(Stored data entries)

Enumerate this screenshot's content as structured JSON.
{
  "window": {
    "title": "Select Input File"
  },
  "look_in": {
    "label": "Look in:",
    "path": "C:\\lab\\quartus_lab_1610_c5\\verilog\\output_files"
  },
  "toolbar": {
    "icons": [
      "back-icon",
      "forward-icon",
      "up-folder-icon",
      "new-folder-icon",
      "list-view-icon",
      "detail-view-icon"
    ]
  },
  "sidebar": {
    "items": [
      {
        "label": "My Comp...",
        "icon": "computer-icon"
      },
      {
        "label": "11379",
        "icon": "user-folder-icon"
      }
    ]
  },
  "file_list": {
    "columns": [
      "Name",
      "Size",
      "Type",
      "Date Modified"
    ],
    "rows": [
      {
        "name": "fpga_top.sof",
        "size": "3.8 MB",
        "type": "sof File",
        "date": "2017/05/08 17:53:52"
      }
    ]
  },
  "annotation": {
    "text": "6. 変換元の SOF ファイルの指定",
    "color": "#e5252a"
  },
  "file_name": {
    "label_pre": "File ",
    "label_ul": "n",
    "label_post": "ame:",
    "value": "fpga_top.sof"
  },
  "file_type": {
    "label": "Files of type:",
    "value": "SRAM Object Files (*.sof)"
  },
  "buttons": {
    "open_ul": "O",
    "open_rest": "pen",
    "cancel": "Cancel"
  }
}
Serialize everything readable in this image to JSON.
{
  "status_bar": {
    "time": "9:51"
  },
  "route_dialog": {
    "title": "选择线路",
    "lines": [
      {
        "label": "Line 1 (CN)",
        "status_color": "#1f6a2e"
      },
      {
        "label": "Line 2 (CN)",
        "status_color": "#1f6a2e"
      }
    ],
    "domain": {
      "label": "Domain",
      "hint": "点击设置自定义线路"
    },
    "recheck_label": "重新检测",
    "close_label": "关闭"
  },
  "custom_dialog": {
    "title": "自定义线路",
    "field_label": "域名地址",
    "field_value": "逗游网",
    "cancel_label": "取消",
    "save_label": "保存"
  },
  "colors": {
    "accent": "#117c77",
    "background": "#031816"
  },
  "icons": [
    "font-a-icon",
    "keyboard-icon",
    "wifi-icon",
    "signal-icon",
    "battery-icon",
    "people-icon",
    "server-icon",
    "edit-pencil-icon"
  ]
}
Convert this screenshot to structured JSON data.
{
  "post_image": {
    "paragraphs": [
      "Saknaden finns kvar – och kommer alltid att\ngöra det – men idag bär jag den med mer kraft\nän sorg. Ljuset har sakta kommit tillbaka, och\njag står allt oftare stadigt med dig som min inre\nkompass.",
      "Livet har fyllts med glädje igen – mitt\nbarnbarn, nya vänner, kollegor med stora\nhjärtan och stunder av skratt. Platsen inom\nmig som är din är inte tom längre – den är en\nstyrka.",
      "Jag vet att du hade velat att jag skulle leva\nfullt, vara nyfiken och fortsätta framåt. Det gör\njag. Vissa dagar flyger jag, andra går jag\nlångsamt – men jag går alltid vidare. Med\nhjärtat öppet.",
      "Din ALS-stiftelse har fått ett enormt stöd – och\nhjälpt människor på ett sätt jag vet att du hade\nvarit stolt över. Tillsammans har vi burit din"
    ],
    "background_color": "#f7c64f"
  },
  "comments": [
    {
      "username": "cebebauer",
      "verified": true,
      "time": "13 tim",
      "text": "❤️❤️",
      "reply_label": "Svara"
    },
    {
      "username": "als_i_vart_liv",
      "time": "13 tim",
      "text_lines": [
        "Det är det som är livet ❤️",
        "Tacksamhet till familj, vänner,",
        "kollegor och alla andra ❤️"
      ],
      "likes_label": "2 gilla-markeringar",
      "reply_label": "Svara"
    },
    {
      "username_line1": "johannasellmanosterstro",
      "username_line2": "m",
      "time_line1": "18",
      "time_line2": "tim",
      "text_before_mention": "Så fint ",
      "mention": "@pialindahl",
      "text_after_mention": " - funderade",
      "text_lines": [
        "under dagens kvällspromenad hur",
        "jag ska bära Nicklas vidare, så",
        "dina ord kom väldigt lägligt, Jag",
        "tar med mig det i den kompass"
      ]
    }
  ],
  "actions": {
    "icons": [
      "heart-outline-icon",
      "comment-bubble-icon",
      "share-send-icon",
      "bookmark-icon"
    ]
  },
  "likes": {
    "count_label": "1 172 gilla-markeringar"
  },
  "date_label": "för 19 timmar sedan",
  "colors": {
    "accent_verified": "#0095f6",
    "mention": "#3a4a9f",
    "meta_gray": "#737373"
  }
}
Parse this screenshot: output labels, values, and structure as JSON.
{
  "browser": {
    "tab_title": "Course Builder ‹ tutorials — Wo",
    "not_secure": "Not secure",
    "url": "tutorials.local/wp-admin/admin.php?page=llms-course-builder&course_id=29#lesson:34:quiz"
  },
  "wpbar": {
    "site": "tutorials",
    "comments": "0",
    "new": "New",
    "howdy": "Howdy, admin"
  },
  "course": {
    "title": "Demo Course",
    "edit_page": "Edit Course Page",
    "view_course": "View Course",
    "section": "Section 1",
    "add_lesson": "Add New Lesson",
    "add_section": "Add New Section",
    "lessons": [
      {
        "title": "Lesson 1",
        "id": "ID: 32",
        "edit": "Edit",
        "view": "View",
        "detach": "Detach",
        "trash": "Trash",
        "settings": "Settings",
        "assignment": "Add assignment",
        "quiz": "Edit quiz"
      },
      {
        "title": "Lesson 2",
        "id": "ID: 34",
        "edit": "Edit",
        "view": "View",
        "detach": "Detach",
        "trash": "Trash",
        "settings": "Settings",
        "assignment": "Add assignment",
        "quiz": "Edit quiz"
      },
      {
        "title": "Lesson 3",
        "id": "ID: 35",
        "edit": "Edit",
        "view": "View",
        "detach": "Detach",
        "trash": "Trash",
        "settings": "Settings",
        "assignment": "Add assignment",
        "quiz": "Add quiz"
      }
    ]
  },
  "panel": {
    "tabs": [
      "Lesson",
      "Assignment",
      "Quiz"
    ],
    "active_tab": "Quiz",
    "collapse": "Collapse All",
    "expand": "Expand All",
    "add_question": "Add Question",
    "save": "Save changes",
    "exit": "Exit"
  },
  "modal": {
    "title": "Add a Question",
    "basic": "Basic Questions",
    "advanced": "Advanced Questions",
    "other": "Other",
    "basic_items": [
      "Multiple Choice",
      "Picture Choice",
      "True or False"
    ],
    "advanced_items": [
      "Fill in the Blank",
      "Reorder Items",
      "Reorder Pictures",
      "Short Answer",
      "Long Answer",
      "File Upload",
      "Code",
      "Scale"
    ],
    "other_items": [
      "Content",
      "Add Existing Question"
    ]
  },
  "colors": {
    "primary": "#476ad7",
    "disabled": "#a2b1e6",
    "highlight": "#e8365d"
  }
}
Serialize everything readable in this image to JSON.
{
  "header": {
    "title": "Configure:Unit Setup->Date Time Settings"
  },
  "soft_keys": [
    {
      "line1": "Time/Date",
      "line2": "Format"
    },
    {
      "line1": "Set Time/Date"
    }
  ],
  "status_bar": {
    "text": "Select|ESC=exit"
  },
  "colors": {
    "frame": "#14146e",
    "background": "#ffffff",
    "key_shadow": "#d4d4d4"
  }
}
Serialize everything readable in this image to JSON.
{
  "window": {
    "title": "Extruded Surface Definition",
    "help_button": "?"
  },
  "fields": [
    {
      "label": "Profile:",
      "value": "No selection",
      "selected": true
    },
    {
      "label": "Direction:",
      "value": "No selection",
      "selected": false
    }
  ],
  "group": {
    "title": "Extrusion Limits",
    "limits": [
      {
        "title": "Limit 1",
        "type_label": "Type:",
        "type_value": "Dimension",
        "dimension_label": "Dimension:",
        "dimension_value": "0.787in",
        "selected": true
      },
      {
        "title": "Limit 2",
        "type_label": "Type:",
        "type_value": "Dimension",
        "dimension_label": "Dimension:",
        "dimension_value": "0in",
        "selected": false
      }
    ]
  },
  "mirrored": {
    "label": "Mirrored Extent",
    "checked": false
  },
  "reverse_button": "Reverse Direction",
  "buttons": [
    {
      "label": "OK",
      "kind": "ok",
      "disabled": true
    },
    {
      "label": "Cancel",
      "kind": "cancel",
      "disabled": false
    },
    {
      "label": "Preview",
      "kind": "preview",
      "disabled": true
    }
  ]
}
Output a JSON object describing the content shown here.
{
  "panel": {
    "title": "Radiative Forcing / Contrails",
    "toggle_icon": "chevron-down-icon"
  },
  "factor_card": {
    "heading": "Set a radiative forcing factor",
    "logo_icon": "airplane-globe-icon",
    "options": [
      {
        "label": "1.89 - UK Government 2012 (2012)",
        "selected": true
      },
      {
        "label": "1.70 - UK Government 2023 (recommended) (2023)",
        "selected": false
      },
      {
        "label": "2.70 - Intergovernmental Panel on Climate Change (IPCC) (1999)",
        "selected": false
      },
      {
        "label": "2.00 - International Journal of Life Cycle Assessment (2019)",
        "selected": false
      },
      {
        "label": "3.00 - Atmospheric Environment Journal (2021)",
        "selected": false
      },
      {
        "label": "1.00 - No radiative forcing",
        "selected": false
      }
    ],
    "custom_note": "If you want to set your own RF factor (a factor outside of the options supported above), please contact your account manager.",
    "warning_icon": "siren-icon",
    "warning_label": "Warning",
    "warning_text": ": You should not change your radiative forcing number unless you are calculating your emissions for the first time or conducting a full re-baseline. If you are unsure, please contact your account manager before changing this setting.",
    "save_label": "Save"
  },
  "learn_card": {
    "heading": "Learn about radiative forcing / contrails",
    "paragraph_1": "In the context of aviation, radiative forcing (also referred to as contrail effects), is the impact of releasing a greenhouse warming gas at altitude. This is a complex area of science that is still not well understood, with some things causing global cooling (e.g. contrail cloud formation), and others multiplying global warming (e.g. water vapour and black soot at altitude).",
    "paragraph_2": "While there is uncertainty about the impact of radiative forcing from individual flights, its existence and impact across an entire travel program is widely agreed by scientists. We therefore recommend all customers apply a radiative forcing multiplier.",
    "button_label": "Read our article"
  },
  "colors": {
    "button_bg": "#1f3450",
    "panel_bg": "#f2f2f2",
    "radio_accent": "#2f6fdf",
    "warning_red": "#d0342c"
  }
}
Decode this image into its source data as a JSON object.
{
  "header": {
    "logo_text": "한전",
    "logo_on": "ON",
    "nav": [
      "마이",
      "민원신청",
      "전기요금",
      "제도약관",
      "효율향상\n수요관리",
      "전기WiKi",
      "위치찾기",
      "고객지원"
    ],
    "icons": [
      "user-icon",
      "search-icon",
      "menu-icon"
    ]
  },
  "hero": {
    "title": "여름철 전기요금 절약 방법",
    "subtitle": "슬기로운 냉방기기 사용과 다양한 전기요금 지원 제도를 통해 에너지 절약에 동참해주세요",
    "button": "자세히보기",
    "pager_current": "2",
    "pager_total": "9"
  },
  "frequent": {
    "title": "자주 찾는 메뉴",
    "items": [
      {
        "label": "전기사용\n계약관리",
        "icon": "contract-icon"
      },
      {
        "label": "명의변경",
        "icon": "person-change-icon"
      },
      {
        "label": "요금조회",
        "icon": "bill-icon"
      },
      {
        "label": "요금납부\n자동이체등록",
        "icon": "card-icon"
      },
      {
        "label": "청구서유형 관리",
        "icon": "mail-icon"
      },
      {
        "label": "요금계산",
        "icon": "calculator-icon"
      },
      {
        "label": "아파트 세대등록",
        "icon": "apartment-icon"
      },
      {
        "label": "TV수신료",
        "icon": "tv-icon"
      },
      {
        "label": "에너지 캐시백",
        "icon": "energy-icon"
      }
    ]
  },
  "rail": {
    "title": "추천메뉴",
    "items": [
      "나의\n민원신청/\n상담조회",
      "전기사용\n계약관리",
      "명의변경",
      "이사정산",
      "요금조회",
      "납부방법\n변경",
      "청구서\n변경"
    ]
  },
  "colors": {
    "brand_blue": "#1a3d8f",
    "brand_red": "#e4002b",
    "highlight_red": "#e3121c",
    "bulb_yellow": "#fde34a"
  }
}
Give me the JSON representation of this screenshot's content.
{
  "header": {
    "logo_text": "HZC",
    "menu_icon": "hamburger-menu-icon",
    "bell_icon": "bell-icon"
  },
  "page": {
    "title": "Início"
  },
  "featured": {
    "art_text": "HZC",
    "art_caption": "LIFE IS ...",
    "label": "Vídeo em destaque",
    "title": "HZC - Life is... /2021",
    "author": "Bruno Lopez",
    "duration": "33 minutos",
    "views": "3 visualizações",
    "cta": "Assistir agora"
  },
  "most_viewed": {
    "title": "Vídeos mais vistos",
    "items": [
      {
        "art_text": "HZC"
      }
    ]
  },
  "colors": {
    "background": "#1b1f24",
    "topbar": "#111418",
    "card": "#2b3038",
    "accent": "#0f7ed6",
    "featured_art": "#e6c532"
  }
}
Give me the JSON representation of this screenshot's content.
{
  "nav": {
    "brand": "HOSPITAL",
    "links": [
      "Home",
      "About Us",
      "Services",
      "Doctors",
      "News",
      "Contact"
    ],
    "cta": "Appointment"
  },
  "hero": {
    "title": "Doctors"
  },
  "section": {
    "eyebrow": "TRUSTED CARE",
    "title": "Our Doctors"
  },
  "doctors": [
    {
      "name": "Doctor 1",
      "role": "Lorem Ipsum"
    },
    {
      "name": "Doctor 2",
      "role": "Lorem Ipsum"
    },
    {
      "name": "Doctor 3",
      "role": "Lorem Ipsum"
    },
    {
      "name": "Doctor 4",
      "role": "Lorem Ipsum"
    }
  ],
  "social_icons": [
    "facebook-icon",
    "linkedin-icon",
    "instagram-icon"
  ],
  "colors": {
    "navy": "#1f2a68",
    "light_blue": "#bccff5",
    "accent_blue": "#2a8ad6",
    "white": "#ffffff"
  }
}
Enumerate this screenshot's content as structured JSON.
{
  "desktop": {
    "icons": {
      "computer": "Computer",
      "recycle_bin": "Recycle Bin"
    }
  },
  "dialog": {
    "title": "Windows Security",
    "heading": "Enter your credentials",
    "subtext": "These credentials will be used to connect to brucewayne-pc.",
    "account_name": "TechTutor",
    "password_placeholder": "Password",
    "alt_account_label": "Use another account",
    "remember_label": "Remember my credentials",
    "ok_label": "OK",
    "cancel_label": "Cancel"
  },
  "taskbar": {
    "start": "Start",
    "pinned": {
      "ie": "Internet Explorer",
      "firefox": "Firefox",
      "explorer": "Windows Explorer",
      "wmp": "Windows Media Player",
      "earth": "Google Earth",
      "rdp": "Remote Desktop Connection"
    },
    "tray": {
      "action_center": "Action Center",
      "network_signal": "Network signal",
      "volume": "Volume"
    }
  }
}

SHORT PROBLEM: Say how many lines of the listing above contain "Journal", with no other words.

WRITTEN REPLY: 2